_OBJECTIVE_
From the listing below, extract each entry exactly as written, minus the images.

## begin DATASET RECORDS

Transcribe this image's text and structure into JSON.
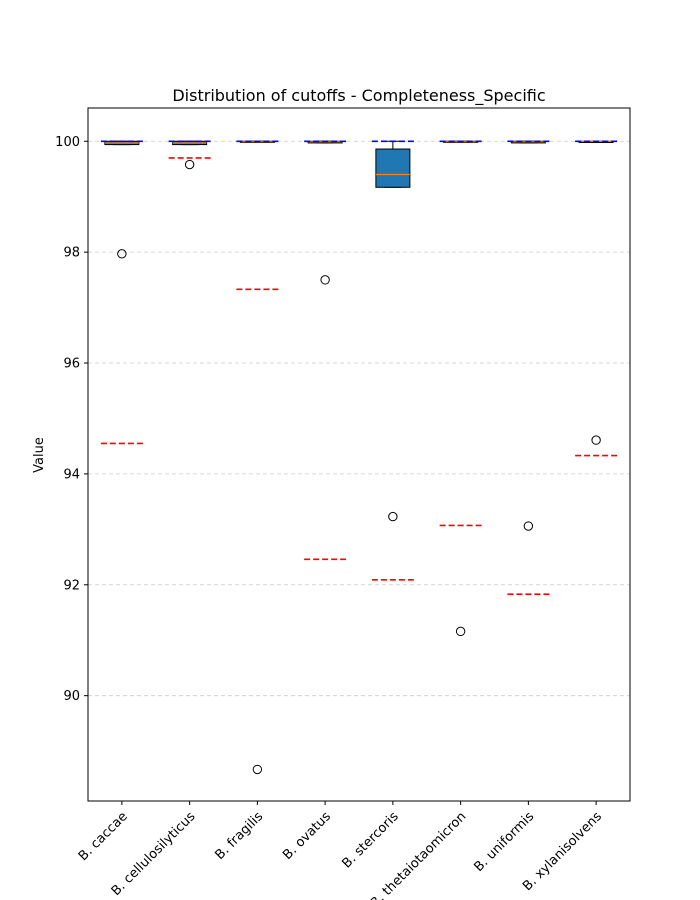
{
  "chart_data": {
    "type": "box",
    "title": "Distribution of cutoffs - Completeness_Specific",
    "xlabel": "",
    "ylabel": "Value",
    "ylim": [
      88.1,
      100.6
    ],
    "yticks": [
      90,
      92,
      94,
      96,
      98,
      100
    ],
    "grid": "y-dashed",
    "categories": [
      "B. caccae",
      "B. cellulosilyticus",
      "B. fragilis",
      "B. ovatus",
      "B. stercoris",
      "B. thetaiotaomicron",
      "B. uniformis",
      "B. xylanisolvens"
    ],
    "boxes": [
      {
        "q1": 99.94,
        "median": 99.97,
        "q3": 100.0,
        "whisker_low": 99.94,
        "whisker_high": 100.0,
        "outliers": [
          97.97
        ]
      },
      {
        "q1": 99.94,
        "median": 99.97,
        "q3": 100.0,
        "whisker_low": 99.94,
        "whisker_high": 100.0,
        "outliers": [
          99.58
        ]
      },
      {
        "q1": 99.98,
        "median": 99.99,
        "q3": 100.0,
        "whisker_low": 99.98,
        "whisker_high": 100.0,
        "outliers": [
          88.67
        ]
      },
      {
        "q1": 99.97,
        "median": 99.99,
        "q3": 100.0,
        "whisker_low": 99.97,
        "whisker_high": 100.0,
        "outliers": [
          97.5
        ]
      },
      {
        "q1": 99.17,
        "median": 99.4,
        "q3": 99.86,
        "whisker_low": 99.17,
        "whisker_high": 100.0,
        "outliers": [
          93.23
        ]
      },
      {
        "q1": 99.98,
        "median": 99.99,
        "q3": 100.0,
        "whisker_low": 99.98,
        "whisker_high": 100.0,
        "outliers": [
          91.16
        ]
      },
      {
        "q1": 99.97,
        "median": 99.99,
        "q3": 100.0,
        "whisker_low": 99.97,
        "whisker_high": 100.0,
        "outliers": [
          93.06
        ]
      },
      {
        "q1": 99.99,
        "median": 100.0,
        "q3": 100.0,
        "whisker_low": 99.99,
        "whisker_high": 100.0,
        "outliers": [
          94.61
        ]
      }
    ],
    "red_dashed_lines": [
      94.55,
      99.7,
      97.33,
      92.46,
      92.09,
      93.07,
      91.83,
      94.33
    ],
    "blue_dashed_lines": [
      100.0,
      100.0,
      100.0,
      100.0,
      100.0,
      100.0,
      100.0,
      100.0
    ],
    "colors": {
      "box_fill": "#1f77b4",
      "median": "#ff7f0e",
      "red_line": "#ff0000",
      "blue_line": "#0000ff",
      "grid": "#cccccc"
    }
  }
}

## end DATASET RECORDS

_EXERCISE OUTPUT_
Transcribe this image's text and structure into JSON.
{
  "chart_data": {
    "type": "box",
    "title": "Distribution of cutoffs - Completeness_Specific",
    "xlabel": "",
    "ylabel": "Value",
    "ylim": [
      88.1,
      100.6
    ],
    "yticks": [
      90,
      92,
      94,
      96,
      98,
      100
    ],
    "grid": "y-dashed",
    "categories": [
      "B. caccae",
      "B. cellulosilyticus",
      "B. fragilis",
      "B. ovatus",
      "B. stercoris",
      "B. thetaiotaomicron",
      "B. uniformis",
      "B. xylanisolvens"
    ],
    "boxes": [
      {
        "q1": 99.94,
        "median": 99.97,
        "q3": 100.0,
        "whisker_low": 99.94,
        "whisker_high": 100.0,
        "outliers": [
          97.97
        ]
      },
      {
        "q1": 99.94,
        "median": 99.97,
        "q3": 100.0,
        "whisker_low": 99.94,
        "whisker_high": 100.0,
        "outliers": [
          99.58
        ]
      },
      {
        "q1": 99.98,
        "median": 99.99,
        "q3": 100.0,
        "whisker_low": 99.98,
        "whisker_high": 100.0,
        "outliers": [
          88.67
        ]
      },
      {
        "q1": 99.97,
        "median": 99.99,
        "q3": 100.0,
        "whisker_low": 99.97,
        "whisker_high": 100.0,
        "outliers": [
          97.5
        ]
      },
      {
        "q1": 99.17,
        "median": 99.4,
        "q3": 99.86,
        "whisker_low": 99.17,
        "whisker_high": 100.0,
        "outliers": [
          93.23
        ]
      },
      {
        "q1": 99.98,
        "median": 99.99,
        "q3": 100.0,
        "whisker_low": 99.98,
        "whisker_high": 100.0,
        "outliers": [
          91.16
        ]
      },
      {
        "q1": 99.97,
        "median": 99.99,
        "q3": 100.0,
        "whisker_low": 99.97,
        "whisker_high": 100.0,
        "outliers": [
          93.06
        ]
      },
      {
        "q1": 99.99,
        "median": 100.0,
        "q3": 100.0,
        "whisker_low": 99.99,
        "whisker_high": 100.0,
        "outliers": [
          94.61
        ]
      }
    ],
    "red_dashed_lines": [
      94.55,
      99.7,
      97.33,
      92.46,
      92.09,
      93.07,
      91.83,
      94.33
    ],
    "blue_dashed_lines": [
      100.0,
      100.0,
      100.0,
      100.0,
      100.0,
      100.0,
      100.0,
      100.0
    ],
    "colors": {
      "box_fill": "#1f77b4",
      "median": "#ff7f0e",
      "red_line": "#ff0000",
      "blue_line": "#0000ff",
      "grid": "#cccccc"
    }
  }
}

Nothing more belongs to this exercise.